To do —
Restate the listing that follows word for word, without its pictures.

Data for processing —

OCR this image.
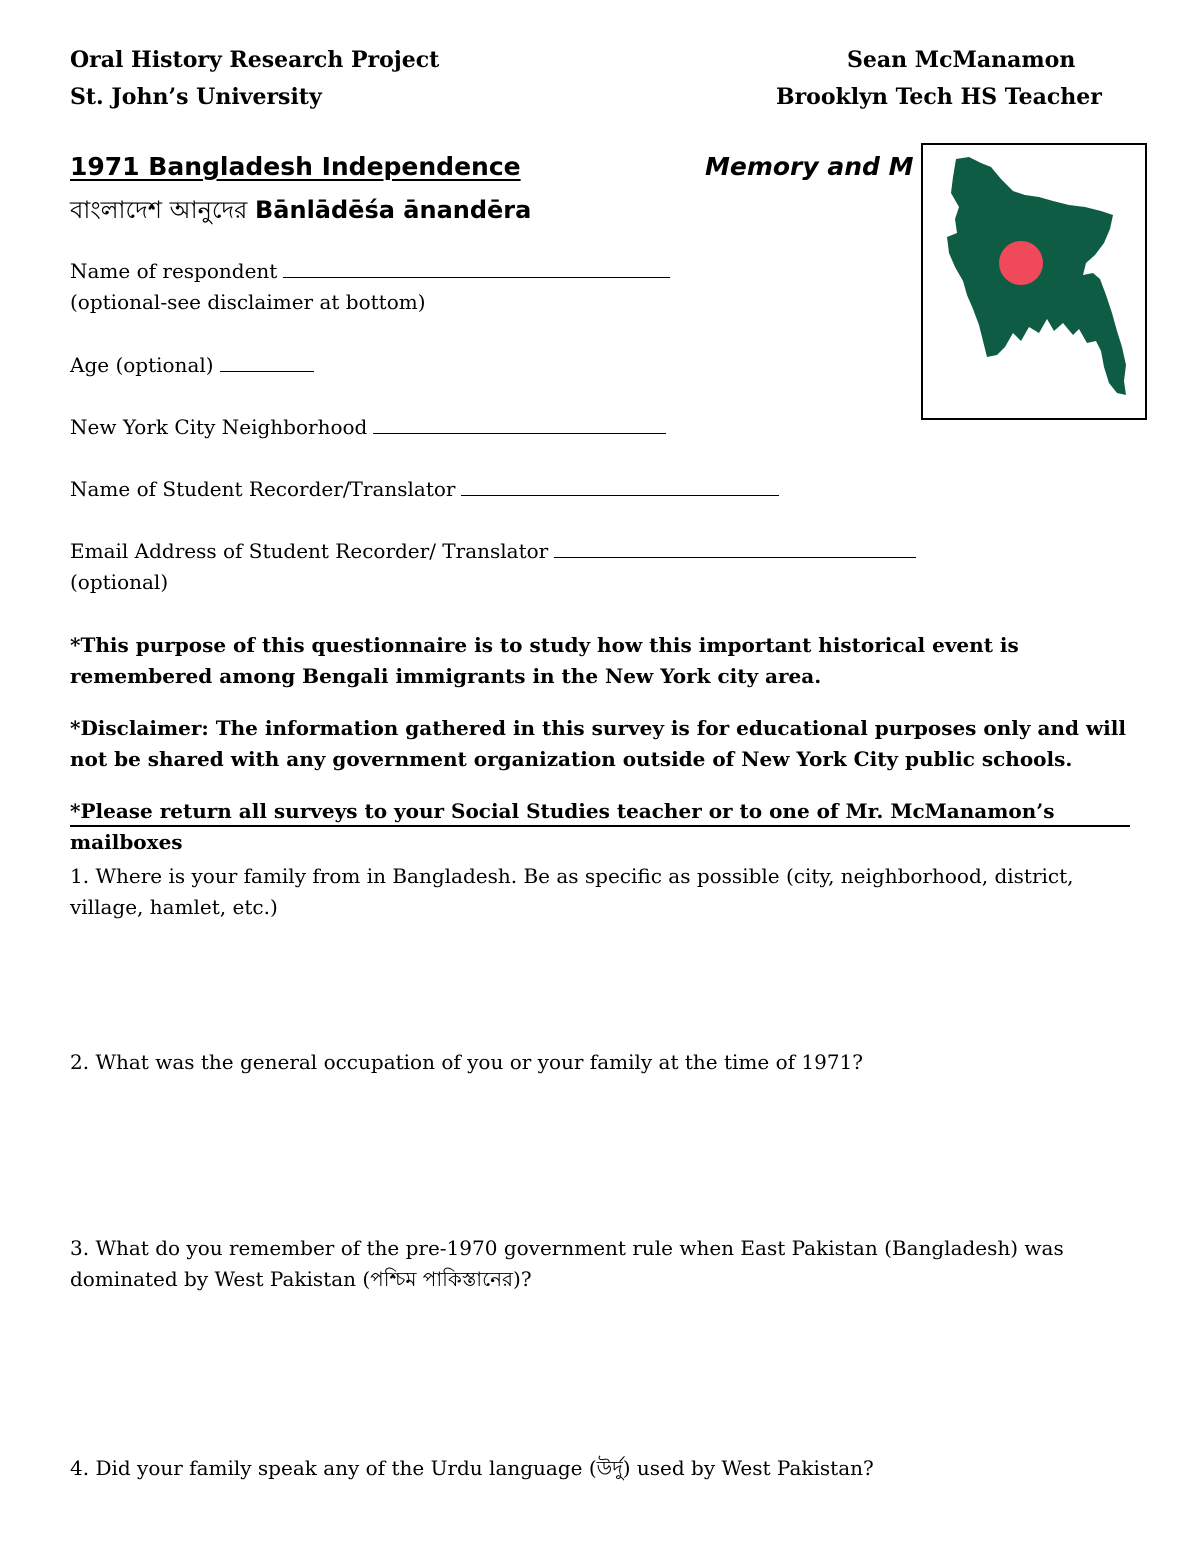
Oral History Research Project
St. John’s University
Sean McManamon
Brooklyn Tech HS Teacher
1971 Bangladesh Independence	Memory and M
বাংলাদেশ আনুদের Bānlādēśa ānandēra
Name of respondent
(optional-see disclaimer at bottom)
Age (optional)
New York City Neighborhood
Name of Student Recorder/Translator
Email Address of Student Recorder/ Translator
(optional)
*This purpose of this questionnaire is to study how this important historical event is remembered among Bengali immigrants in the New York city area.
*Disclaimer: The information gathered in this survey is for educational purposes only and will not be shared with any government organization outside of New York City public schools.
*Please return all surveys to your Social Studies teacher or to one of Mr. McManamon’s mailboxes
1. Where is your family from in Bangladesh. Be as specific as possible (city, neighborhood, district, village, hamlet, etc.)
2. What was the general occupation of you or your family at the time of 1971?
3. What do you remember of the pre-1970 government rule when East Pakistan (Bangladesh) was dominated by West Pakistan (পশ্চিম পাকিস্তানের)?
4. Did your family speak any of the Urdu language (উর্দু) used by West Pakistan?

Answer below —
OCR this image.
Oral History Research Project
St. John’s University
Sean McManamon
Brooklyn Tech HS Teacher
1971 Bangladesh Independence	Memory and M
বাংলাদেশ আনুদের Bānlādēśa ānandēra
Name of respondent
(optional-see disclaimer at bottom)
Age (optional)
New York City Neighborhood
Name of Student Recorder/Translator
Email Address of Student Recorder/ Translator
(optional)
*This purpose of this questionnaire is to study how this important historical event is remembered among Bengali immigrants in the New York city area.
*Disclaimer: The information gathered in this survey is for educational purposes only and will not be shared with any government organization outside of New York City public schools.
*Please return all surveys to your Social Studies teacher or to one of Mr. McManamon’s mailboxes
1. Where is your family from in Bangladesh. Be as specific as possible (city, neighborhood, district, village, hamlet, etc.)
2. What was the general occupation of you or your family at the time of 1971?
3. What do you remember of the pre-1970 government rule when East Pakistan (Bangladesh) was dominated by West Pakistan (পশ্চিম পাকিস্তানের)?
4. Did your family speak any of the Urdu language (উর্দু) used by West Pakistan?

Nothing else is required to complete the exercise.